- [Request]: Show all lines from the listing below that contain "content".

- [Given records]:
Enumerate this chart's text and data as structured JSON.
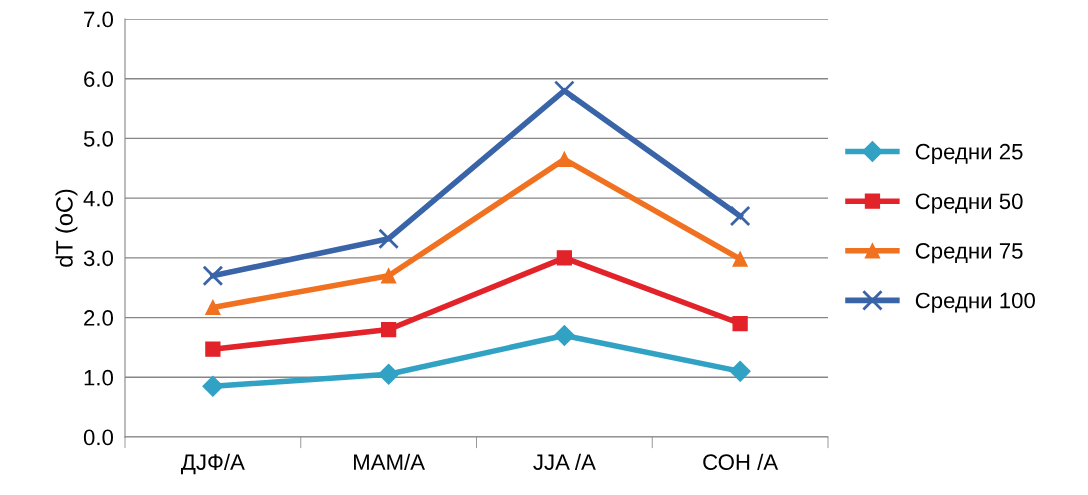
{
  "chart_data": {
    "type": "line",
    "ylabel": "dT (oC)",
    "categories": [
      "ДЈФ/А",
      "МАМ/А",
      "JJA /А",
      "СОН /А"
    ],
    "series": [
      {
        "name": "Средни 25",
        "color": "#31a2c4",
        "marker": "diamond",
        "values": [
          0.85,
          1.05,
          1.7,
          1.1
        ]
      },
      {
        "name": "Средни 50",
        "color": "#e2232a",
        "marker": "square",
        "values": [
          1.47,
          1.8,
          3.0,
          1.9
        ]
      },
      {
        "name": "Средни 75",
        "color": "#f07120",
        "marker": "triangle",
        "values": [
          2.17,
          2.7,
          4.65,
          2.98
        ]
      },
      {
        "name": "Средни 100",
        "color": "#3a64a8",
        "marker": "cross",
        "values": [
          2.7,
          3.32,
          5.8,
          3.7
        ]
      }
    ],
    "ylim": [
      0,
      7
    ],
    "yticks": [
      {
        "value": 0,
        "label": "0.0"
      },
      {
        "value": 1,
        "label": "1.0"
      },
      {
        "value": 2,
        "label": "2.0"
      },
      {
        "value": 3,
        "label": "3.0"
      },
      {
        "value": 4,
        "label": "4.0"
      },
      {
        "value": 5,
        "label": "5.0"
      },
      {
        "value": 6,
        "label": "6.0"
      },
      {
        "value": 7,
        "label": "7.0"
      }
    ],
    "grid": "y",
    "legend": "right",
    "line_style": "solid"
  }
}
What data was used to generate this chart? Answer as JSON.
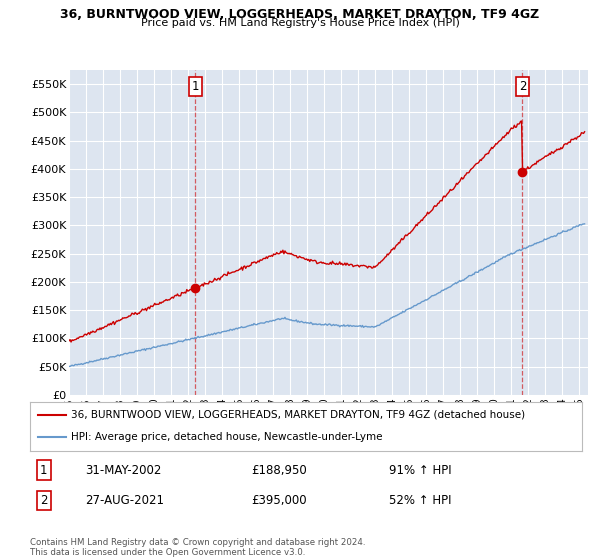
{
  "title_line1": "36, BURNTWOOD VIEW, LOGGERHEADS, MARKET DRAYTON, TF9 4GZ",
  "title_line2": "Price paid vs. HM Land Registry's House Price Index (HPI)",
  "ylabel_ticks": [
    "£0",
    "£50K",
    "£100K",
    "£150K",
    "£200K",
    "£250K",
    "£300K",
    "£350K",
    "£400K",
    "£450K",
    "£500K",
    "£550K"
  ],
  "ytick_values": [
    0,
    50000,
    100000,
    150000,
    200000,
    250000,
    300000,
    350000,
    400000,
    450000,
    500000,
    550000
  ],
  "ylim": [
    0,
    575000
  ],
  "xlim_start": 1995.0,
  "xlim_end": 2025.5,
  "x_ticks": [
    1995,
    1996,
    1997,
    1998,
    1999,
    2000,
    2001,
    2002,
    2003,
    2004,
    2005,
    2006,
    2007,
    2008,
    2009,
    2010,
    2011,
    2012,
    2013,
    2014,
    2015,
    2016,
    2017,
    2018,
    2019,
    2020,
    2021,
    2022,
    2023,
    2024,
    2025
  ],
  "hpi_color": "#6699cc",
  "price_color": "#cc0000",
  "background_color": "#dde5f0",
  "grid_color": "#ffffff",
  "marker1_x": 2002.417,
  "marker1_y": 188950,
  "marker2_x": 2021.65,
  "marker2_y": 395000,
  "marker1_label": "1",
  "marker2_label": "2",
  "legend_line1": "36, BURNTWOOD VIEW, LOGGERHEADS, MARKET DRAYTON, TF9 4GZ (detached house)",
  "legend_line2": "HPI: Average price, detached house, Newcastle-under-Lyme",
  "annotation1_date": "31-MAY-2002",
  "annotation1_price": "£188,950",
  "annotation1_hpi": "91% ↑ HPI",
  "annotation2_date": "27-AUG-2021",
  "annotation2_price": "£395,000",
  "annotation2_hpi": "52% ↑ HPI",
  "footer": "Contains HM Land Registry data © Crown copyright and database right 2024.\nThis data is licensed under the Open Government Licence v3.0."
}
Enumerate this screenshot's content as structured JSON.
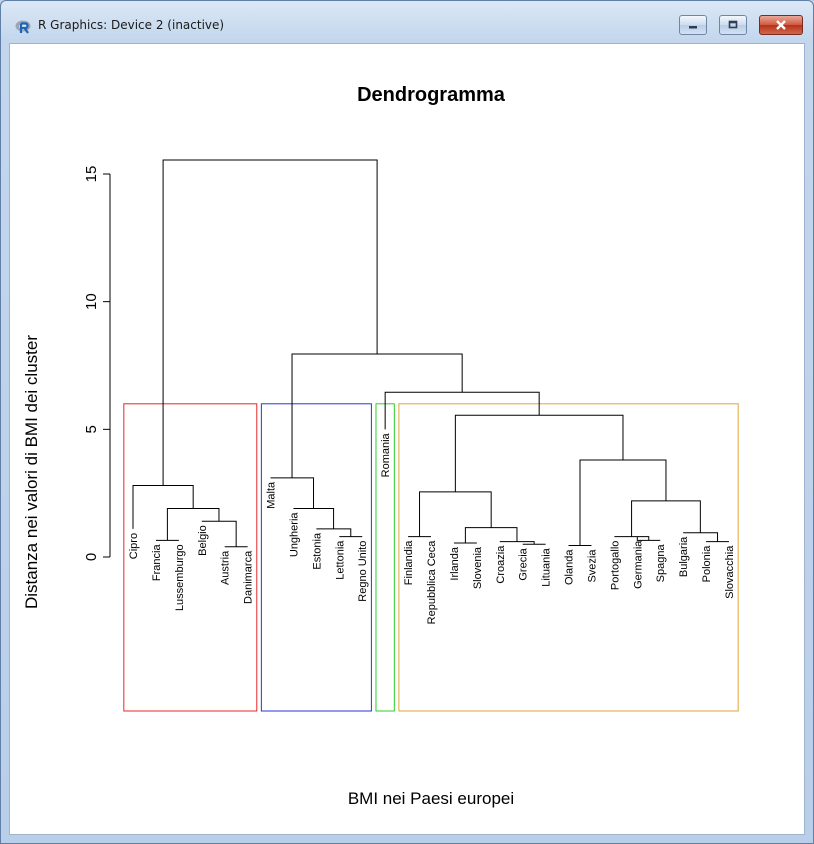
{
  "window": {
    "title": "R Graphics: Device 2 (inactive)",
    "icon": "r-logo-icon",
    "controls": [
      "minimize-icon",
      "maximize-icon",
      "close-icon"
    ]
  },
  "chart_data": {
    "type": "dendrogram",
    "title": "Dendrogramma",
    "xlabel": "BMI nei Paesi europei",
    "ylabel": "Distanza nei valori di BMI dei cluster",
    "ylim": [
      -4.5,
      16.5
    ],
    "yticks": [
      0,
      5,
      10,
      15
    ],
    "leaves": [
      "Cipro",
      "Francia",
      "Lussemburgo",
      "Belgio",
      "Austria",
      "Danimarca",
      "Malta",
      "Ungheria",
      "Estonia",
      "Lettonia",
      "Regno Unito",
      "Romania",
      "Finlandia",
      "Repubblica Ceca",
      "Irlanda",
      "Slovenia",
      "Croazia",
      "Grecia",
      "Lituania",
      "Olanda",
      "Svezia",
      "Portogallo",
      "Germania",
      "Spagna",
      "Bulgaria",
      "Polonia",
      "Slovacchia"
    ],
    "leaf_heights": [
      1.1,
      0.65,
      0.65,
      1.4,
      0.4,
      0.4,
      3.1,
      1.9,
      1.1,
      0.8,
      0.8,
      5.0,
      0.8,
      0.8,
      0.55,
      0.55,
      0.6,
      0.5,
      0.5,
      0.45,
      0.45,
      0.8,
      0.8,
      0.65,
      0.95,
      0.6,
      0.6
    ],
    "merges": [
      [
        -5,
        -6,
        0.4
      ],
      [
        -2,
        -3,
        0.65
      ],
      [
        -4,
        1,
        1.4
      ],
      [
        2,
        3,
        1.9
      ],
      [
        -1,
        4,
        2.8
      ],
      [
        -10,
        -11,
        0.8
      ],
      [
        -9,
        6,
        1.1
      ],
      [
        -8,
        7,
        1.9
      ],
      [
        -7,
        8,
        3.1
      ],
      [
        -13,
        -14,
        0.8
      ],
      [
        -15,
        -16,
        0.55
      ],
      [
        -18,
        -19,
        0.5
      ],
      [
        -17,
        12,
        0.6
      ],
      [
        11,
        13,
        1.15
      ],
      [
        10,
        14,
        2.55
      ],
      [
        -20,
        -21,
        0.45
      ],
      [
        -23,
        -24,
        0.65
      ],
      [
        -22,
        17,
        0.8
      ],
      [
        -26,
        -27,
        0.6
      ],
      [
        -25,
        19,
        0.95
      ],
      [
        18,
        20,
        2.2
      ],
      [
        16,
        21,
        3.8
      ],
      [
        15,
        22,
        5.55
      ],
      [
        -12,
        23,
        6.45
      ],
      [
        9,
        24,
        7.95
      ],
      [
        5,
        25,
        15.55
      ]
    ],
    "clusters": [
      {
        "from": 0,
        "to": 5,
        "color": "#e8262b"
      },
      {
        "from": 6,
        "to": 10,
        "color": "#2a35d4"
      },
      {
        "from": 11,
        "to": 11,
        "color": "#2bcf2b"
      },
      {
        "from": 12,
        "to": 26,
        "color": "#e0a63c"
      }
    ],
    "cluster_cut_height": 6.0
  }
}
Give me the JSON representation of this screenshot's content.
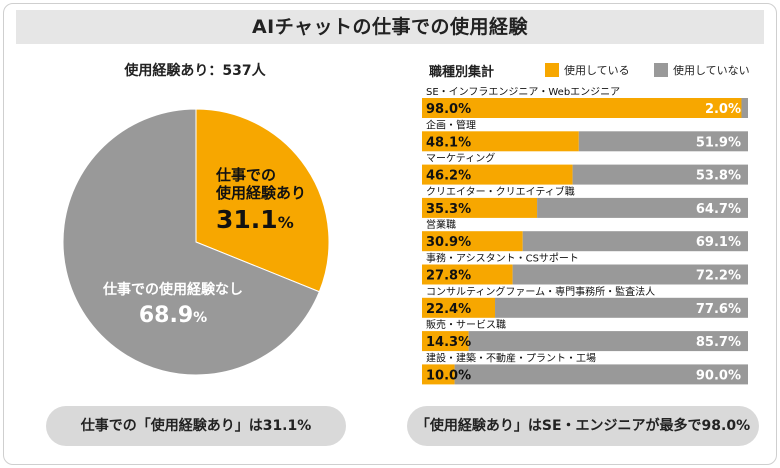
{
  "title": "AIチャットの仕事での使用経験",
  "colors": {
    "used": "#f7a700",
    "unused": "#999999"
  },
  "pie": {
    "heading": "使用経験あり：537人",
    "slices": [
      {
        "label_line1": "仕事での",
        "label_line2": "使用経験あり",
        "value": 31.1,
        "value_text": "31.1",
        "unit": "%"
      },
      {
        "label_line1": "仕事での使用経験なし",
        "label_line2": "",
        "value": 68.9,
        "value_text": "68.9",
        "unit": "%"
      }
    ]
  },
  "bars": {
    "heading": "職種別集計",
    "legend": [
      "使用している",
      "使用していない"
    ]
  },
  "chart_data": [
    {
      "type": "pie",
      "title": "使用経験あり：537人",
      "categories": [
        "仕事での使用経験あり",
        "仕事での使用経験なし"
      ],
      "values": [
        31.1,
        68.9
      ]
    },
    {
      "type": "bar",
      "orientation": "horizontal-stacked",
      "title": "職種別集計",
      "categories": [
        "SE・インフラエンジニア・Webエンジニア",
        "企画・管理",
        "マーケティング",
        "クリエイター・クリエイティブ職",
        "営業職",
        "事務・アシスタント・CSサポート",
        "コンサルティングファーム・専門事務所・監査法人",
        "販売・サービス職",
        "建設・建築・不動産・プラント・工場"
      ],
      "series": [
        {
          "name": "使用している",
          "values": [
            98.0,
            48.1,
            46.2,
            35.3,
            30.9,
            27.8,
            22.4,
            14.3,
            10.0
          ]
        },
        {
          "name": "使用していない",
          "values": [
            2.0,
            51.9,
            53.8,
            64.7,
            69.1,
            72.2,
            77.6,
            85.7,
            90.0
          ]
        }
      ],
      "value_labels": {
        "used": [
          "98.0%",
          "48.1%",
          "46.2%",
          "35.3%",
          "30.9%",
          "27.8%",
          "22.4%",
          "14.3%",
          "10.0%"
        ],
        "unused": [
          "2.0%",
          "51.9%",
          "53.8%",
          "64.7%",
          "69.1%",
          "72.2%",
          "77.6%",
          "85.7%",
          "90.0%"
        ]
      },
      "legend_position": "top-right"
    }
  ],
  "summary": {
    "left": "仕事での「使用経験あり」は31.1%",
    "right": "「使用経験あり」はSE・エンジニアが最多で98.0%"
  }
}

- [Full response]:
Enumerate this screenshot's content as structured JSON.
Give me the JSON representation of this screenshot's content.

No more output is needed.